• _SUPPLIED ENTRIES_:
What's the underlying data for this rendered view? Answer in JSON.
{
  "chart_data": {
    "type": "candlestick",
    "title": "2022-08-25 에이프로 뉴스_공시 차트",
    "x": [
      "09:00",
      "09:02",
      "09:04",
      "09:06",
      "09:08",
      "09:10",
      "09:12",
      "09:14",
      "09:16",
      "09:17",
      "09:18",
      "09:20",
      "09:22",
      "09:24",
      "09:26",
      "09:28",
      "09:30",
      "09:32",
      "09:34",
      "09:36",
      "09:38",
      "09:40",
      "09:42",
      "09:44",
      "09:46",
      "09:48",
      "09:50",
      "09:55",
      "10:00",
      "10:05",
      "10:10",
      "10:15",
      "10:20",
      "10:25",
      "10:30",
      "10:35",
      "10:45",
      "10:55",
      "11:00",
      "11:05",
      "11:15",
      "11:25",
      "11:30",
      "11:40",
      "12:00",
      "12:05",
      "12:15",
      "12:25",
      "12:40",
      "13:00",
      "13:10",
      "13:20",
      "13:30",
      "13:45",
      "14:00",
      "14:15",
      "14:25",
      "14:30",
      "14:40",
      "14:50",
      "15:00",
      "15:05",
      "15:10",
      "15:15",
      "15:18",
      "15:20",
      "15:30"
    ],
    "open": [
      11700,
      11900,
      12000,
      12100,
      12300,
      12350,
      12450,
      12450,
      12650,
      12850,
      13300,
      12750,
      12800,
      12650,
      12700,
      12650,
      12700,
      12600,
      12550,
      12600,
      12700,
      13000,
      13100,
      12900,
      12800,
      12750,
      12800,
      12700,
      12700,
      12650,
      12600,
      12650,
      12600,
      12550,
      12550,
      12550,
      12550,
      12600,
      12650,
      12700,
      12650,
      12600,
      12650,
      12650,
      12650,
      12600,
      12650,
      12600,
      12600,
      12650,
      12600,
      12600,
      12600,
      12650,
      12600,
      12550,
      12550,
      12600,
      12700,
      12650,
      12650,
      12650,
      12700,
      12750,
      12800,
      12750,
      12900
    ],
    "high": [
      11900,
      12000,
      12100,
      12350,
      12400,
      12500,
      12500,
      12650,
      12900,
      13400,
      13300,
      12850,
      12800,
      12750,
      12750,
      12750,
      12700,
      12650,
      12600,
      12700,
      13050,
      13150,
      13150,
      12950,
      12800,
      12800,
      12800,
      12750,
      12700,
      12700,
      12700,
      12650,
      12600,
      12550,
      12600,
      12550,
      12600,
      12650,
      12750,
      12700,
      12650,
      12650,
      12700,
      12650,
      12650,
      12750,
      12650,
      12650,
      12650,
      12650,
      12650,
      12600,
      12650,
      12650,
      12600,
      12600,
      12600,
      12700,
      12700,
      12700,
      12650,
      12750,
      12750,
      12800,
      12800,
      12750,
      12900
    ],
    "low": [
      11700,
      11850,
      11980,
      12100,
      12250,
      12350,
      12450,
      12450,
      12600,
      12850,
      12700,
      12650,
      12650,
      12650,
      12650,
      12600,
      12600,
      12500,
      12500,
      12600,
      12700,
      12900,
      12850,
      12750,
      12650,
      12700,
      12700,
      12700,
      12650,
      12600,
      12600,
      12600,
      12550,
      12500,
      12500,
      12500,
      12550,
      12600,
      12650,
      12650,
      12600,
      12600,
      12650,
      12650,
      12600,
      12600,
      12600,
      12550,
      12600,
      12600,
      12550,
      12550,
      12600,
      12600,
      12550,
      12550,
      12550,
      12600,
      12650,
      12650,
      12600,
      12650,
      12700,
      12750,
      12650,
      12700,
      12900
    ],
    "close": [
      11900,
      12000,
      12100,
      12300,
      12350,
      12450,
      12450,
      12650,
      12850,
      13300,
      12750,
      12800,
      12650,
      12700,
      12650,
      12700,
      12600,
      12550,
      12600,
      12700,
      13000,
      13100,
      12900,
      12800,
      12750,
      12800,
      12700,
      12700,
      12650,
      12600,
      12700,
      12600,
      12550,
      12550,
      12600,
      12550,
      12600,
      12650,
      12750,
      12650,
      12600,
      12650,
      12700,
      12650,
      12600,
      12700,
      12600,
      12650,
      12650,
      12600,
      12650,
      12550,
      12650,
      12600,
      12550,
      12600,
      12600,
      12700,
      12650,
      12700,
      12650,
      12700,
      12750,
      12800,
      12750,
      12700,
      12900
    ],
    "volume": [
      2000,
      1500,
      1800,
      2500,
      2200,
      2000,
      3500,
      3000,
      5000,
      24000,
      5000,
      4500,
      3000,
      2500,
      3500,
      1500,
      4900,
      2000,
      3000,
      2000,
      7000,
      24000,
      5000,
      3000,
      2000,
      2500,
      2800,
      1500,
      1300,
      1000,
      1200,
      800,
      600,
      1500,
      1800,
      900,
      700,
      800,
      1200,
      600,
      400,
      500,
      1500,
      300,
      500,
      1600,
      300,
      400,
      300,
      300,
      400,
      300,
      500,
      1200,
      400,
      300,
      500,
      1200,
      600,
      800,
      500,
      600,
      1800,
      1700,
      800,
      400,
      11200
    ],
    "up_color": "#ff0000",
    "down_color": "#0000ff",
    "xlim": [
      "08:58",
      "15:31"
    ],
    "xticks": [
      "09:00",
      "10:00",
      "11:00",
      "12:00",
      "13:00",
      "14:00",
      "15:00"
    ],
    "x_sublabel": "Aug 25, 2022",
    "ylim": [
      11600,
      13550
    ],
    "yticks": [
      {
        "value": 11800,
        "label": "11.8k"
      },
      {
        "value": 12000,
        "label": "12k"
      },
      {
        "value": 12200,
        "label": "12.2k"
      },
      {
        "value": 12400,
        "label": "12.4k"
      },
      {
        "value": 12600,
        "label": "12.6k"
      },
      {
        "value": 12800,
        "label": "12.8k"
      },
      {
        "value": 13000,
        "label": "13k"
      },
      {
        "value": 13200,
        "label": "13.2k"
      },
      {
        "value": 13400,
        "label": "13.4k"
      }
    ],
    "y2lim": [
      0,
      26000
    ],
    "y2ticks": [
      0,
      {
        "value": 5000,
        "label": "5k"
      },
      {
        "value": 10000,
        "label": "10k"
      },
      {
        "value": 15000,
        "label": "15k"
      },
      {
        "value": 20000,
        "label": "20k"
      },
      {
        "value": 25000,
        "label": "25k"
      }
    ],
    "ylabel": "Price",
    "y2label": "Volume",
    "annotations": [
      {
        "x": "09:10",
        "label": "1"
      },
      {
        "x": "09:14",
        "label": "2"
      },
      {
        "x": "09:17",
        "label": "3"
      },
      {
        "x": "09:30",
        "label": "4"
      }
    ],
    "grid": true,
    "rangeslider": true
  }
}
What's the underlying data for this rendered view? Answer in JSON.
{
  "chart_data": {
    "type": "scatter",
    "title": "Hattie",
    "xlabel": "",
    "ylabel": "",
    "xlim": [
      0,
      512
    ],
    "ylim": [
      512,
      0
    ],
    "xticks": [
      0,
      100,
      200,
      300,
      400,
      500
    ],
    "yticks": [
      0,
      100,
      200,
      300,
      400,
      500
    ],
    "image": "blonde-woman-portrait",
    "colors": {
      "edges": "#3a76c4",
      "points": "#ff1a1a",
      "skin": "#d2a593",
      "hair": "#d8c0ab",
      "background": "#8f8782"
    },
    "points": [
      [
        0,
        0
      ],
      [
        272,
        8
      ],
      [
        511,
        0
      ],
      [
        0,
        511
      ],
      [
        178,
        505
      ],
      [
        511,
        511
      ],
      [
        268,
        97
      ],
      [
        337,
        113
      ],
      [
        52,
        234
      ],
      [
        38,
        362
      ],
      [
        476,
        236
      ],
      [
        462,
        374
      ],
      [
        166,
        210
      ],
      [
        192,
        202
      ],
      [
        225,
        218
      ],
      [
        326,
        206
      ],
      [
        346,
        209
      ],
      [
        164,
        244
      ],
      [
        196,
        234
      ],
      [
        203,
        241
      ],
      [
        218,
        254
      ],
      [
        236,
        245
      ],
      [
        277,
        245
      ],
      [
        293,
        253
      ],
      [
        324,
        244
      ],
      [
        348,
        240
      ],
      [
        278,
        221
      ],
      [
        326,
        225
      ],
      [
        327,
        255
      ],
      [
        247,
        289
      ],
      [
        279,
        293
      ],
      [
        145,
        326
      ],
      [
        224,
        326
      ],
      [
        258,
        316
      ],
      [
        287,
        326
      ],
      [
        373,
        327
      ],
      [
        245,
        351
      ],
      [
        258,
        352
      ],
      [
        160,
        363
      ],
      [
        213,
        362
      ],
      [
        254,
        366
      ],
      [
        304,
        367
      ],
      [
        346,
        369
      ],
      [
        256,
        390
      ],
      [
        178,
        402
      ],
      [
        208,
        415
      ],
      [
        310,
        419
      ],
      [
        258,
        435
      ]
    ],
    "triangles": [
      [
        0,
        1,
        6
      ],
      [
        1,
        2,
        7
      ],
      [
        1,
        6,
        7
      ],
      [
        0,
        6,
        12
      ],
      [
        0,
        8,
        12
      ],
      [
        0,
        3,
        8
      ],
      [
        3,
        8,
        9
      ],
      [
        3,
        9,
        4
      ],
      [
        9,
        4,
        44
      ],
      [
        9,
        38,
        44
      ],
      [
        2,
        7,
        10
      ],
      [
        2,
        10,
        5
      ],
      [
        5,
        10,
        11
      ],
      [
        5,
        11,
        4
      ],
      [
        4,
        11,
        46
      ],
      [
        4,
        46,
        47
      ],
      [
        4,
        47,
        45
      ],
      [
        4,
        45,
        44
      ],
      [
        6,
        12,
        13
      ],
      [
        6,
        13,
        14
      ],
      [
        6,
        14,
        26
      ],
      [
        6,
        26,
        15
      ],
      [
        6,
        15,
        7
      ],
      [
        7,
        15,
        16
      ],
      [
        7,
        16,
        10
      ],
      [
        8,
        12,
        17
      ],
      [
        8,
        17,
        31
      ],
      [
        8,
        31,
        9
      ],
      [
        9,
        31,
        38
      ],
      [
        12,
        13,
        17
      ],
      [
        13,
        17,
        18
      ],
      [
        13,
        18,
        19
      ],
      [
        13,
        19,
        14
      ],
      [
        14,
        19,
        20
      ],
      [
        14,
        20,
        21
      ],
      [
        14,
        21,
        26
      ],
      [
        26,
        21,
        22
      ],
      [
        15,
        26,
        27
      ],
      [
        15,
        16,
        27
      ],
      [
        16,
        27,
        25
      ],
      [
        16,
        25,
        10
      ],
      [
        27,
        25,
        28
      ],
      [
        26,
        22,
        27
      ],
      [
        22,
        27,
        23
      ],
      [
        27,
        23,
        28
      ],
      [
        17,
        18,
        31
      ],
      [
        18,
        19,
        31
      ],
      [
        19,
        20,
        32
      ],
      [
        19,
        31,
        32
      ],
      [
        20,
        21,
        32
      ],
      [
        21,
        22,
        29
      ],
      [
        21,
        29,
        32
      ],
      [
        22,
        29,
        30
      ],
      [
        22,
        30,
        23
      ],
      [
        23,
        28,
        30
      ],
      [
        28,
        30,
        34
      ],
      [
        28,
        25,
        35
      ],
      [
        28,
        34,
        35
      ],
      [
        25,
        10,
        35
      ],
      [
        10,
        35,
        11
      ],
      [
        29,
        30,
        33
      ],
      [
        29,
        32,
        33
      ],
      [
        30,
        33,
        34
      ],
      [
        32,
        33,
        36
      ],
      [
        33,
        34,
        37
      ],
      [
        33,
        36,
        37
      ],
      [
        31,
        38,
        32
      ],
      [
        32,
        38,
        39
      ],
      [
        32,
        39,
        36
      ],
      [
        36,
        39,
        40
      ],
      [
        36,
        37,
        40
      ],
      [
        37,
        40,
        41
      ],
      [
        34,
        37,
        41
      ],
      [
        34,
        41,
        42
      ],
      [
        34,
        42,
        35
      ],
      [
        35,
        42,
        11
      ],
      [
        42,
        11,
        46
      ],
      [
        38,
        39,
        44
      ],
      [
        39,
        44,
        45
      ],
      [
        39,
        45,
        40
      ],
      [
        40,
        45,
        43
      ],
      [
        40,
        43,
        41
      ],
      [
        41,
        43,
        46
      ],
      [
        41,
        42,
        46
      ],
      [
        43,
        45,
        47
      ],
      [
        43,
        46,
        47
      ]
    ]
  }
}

• _GIVEN TASK_:
Identify the lines in the records above that contain the word "title", then state how many there are and nothing more.

• _TASK RESULT_:
2